◆ What is expected ◆
Copy out all lines where "JSON" appears.

◆ Material provided ◆
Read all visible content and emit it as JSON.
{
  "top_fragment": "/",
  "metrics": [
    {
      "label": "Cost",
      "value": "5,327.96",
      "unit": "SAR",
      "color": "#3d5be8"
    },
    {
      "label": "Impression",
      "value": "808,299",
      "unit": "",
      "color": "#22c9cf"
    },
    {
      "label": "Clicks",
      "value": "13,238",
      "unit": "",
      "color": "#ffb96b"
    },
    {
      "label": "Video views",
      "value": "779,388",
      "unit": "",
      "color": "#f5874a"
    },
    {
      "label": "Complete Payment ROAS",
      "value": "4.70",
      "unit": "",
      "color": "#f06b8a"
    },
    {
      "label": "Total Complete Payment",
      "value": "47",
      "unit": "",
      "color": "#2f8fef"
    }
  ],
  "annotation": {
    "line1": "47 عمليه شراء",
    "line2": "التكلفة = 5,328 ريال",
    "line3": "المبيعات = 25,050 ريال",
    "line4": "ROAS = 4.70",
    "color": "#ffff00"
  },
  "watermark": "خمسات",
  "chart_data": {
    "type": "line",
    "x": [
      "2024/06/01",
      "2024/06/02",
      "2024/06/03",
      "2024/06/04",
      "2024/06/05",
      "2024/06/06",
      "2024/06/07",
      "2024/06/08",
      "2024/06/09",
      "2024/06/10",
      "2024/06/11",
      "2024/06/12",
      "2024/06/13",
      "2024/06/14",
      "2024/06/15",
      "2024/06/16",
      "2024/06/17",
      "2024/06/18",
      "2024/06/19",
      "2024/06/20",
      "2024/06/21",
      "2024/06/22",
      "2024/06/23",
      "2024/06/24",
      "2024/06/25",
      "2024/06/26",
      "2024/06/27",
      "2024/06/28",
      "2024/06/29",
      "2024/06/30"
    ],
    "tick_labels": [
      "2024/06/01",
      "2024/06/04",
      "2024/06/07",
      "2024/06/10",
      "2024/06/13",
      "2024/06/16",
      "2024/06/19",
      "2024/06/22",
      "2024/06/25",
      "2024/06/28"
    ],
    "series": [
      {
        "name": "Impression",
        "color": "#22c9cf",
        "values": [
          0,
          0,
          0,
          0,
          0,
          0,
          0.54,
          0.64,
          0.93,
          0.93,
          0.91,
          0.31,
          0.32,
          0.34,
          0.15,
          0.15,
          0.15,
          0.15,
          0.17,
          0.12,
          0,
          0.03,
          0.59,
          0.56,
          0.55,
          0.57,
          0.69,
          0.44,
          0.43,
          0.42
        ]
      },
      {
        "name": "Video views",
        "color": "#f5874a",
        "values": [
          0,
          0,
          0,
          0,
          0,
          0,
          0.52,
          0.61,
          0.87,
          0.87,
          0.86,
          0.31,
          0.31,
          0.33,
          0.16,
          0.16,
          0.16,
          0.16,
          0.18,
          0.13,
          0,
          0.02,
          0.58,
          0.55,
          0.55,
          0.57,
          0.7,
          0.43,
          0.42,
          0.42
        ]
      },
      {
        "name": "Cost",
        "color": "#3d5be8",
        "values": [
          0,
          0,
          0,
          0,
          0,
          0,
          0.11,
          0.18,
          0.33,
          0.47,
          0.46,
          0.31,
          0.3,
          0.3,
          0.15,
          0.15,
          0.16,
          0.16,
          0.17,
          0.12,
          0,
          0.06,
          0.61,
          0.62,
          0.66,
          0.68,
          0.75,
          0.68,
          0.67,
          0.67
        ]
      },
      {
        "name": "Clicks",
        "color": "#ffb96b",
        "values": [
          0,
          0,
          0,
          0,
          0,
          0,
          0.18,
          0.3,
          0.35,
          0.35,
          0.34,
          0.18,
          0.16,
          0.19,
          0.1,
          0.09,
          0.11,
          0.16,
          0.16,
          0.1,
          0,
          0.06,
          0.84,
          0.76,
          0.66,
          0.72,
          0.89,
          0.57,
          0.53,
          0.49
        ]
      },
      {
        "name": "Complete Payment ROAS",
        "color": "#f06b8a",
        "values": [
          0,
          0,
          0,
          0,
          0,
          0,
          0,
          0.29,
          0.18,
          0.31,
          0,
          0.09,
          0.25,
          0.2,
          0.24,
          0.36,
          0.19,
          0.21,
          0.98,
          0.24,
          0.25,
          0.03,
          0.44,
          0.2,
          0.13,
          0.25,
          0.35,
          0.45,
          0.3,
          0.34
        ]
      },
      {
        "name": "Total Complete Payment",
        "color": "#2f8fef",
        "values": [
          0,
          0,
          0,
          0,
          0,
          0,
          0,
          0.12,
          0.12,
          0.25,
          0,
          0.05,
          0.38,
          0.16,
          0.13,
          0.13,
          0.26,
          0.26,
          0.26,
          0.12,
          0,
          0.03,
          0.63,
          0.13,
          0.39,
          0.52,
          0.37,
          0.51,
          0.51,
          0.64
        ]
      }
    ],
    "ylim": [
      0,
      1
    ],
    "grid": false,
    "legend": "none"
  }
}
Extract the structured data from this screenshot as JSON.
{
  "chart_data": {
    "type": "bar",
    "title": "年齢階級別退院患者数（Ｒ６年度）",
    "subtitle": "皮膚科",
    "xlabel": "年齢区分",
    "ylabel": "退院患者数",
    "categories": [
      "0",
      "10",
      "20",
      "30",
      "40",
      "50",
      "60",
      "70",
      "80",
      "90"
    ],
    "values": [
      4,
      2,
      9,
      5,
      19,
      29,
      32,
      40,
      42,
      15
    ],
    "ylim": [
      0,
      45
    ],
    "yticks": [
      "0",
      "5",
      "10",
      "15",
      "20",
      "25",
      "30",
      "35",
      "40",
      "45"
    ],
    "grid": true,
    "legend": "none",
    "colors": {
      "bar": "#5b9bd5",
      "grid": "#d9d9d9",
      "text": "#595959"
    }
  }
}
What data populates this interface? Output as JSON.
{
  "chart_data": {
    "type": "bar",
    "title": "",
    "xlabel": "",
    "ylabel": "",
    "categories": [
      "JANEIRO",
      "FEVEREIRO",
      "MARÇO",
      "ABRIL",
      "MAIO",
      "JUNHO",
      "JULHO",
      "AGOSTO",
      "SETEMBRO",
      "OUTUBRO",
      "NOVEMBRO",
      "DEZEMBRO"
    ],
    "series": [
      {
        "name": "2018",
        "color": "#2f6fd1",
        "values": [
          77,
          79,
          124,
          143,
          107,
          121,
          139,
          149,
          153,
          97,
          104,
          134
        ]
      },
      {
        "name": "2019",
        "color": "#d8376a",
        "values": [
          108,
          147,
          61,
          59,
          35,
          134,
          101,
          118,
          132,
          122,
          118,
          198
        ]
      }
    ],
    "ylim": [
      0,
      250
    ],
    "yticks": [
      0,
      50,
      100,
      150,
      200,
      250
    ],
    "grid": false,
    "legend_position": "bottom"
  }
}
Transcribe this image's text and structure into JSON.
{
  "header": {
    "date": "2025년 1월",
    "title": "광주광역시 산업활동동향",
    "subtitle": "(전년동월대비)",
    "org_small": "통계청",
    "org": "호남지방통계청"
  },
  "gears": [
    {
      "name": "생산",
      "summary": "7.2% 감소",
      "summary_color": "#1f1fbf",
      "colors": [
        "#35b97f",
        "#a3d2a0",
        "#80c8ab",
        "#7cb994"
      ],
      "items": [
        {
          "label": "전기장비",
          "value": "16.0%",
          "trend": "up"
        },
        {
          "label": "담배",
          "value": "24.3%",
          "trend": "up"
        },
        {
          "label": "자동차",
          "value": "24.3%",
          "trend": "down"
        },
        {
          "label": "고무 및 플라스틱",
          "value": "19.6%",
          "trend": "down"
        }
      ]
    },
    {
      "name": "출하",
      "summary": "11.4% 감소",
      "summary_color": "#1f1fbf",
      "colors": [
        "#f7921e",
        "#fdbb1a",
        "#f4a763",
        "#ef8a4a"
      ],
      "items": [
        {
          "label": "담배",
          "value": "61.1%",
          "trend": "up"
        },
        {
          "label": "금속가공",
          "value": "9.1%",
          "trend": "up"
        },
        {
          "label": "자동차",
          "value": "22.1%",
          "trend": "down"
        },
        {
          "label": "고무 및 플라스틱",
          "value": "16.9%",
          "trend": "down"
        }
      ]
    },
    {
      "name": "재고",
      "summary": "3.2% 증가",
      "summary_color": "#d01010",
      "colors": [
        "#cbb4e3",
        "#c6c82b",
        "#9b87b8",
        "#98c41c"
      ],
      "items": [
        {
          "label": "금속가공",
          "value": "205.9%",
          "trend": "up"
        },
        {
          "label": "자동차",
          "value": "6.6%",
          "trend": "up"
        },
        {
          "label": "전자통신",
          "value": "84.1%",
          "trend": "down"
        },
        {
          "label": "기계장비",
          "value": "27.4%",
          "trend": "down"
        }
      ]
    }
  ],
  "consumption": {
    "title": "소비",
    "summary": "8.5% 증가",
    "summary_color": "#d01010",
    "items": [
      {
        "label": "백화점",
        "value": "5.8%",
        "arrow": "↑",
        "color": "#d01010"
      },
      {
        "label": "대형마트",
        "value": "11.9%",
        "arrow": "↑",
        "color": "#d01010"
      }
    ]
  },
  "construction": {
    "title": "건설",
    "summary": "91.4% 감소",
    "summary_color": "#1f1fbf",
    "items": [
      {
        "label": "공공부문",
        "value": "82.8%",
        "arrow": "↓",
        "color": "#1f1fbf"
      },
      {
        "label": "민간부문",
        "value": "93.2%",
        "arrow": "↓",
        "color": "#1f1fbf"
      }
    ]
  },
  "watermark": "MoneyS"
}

◆ Correct result ◆
Read all visible content and emit it as JSON.
Extract the structured data from this screenshot as JSON.
What data populates this interface? Output as JSON.
Transcribe this image's text and structure into JSON.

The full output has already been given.